> _Extracto de la página_
***
Lo han conseguido de nuevo. Hasta Barcelona ha llegado la sangre con el matador José Tomás que dona el resultado de la orgía (seis toros muertos, reventa a tres mil euros) para la resistencia taurina en Cataluña (así, con dos cojones). En San Fermín muere por asta un corredor de Alcalá de Henares (noticia hasta en el New York Times). El morbo de la fiesta nacional. Los dobles de Ernest Hemingway. El sudor, el hierro. Aquí, entre nosotros, mientras tanto, una larga caravana de tractores sale de las granjas de madrugada y pone dirección a la muralla de Lugo , o la catedral de Compostela, patrimonios de la humanidad, muros de lamentaciones. Toros y vacas, otra vez, como una versión animada de las dos Españas. Unos, los toros, en el infierno del albero, otras, las vacas a punto de ser finiquitadas en este triste papelón de la mala leche de la Unión Europea y su repugnante decisión de poner fin a las granjas, a la agricultura, al sector primario en un momento en que, incomprensiblemente, los expertos están volviendo a revalorizar las mercancías de cultivos orgánicos, ecológicos, tan apropiados a nuestro agro. Hemos perdido, una vez más, la batalla, y es normal que aflore la mala leche. Que los burócratas decidan el final de la agricultura y la ganadería es una perversión del sistema aunque sabíamos que podía pasar. Que la agricultura y la ganadería gallegas entren en coma es algo paralelo a la velocidad del AVE, por paradójico que parezca. Llegará el tren de alta velocidad cuando ya no se vean las vacas pacer en las praderas.

Llegará el tren de alta velocidad cuando ya no se vea a las vacas pacer en las praderas

Galicia ya no es el Tercer Mundo, maldita sea. Sopla el viento del Este. Un rosario de repúblicas necesitadas. Pero 26 céntimos el litro no dan ni para pagar la luz del establo; 26 céntimos el litro no cubren ni con la ayuda divina el riesgo de una explotación ganadera. Luego están las marcas blancas de los hiper, la guerra de los precios, de los precios por debajo del coste de fabricación, dumping, creo que se llama. Alguien con una estadística en mano sale a explicar la caída en los telediarios y los tractores marchan convencidos de que su corazón de diésel es indestructible. Mentira. Todo se vuelve obsoleto. También ellos se convertirán, como las minas de Asturias y los altos hornos de Bilbao, los astilleros de Ferrol, en un parque jurásico de la Revolución Industrial, pero ¿de dónde vendrá la leche?
***
> _Registros de datos_
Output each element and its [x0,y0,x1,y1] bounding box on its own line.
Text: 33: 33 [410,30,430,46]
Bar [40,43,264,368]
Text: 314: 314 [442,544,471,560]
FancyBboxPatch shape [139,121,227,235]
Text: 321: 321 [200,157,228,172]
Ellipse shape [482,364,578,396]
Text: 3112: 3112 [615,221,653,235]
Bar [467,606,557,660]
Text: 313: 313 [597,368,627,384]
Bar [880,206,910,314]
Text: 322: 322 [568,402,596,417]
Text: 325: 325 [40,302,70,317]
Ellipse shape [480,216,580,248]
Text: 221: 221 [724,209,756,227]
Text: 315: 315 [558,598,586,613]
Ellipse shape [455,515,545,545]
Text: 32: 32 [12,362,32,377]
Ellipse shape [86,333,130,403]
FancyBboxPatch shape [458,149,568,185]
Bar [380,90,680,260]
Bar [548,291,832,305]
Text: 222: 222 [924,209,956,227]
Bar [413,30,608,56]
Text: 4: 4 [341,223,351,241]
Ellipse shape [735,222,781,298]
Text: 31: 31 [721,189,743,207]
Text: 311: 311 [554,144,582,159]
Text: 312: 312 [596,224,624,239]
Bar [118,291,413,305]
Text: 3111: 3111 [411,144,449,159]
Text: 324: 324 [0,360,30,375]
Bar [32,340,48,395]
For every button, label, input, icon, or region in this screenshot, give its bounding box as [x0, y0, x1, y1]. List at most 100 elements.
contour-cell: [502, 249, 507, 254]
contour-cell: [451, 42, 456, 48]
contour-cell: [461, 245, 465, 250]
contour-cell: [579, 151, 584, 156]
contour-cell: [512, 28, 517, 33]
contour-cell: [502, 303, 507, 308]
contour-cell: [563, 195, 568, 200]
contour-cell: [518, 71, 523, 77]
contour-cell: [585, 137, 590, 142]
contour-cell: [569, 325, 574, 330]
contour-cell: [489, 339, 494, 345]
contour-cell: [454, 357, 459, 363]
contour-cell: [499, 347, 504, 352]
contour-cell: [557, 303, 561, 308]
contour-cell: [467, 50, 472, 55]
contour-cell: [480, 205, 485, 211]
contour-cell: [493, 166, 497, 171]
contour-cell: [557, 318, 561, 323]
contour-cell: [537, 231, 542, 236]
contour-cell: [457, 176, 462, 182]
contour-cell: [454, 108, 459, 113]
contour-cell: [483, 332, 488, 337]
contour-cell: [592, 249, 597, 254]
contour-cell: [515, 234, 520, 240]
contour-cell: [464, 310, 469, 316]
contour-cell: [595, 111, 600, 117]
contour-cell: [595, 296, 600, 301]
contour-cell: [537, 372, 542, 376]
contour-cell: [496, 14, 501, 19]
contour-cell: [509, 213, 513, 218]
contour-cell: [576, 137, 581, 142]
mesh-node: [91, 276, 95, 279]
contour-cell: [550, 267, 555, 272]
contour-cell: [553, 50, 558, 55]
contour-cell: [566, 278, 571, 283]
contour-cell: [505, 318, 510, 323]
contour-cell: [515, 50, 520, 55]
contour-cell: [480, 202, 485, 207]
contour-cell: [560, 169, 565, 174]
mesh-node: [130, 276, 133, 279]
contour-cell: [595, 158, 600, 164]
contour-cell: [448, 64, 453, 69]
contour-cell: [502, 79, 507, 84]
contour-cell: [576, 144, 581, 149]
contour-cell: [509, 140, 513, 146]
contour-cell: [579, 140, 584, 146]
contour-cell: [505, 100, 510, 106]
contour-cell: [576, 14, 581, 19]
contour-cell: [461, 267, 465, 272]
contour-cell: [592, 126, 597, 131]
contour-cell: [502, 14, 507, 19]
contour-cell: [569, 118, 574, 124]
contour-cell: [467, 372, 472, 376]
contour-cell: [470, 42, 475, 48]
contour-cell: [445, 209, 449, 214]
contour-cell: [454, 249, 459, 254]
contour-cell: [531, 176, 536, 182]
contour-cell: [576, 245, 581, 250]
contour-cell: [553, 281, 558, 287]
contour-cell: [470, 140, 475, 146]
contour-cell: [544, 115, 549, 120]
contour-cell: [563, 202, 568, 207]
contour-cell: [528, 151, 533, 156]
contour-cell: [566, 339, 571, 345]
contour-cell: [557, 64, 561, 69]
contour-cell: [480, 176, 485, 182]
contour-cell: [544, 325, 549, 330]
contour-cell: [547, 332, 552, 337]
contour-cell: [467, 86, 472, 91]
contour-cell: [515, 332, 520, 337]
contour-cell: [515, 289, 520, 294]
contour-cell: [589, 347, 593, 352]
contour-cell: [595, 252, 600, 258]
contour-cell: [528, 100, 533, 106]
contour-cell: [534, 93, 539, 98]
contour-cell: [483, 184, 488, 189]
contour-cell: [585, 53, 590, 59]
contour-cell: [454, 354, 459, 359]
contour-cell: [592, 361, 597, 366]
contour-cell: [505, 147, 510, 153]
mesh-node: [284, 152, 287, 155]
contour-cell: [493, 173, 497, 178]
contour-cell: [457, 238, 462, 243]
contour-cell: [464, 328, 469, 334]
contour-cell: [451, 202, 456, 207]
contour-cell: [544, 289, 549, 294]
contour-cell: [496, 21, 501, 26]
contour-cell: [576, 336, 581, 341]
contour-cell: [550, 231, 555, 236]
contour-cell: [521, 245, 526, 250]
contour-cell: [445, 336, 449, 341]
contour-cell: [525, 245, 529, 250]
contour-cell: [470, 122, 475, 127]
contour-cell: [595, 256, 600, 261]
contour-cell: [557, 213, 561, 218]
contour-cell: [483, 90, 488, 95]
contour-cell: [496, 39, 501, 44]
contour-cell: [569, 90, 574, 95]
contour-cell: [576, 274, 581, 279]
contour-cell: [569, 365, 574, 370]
***
Traduzca al inglés esta oración del extracto de la página: "Que los burócratas decidan el final de la agricultura y la ganadería es una perversión del sistema aunque sabíamos que podía pasar."

That bureaucrats should decide the end of agriculture and livestock farming is a perversion of the system, although we knew it could happen.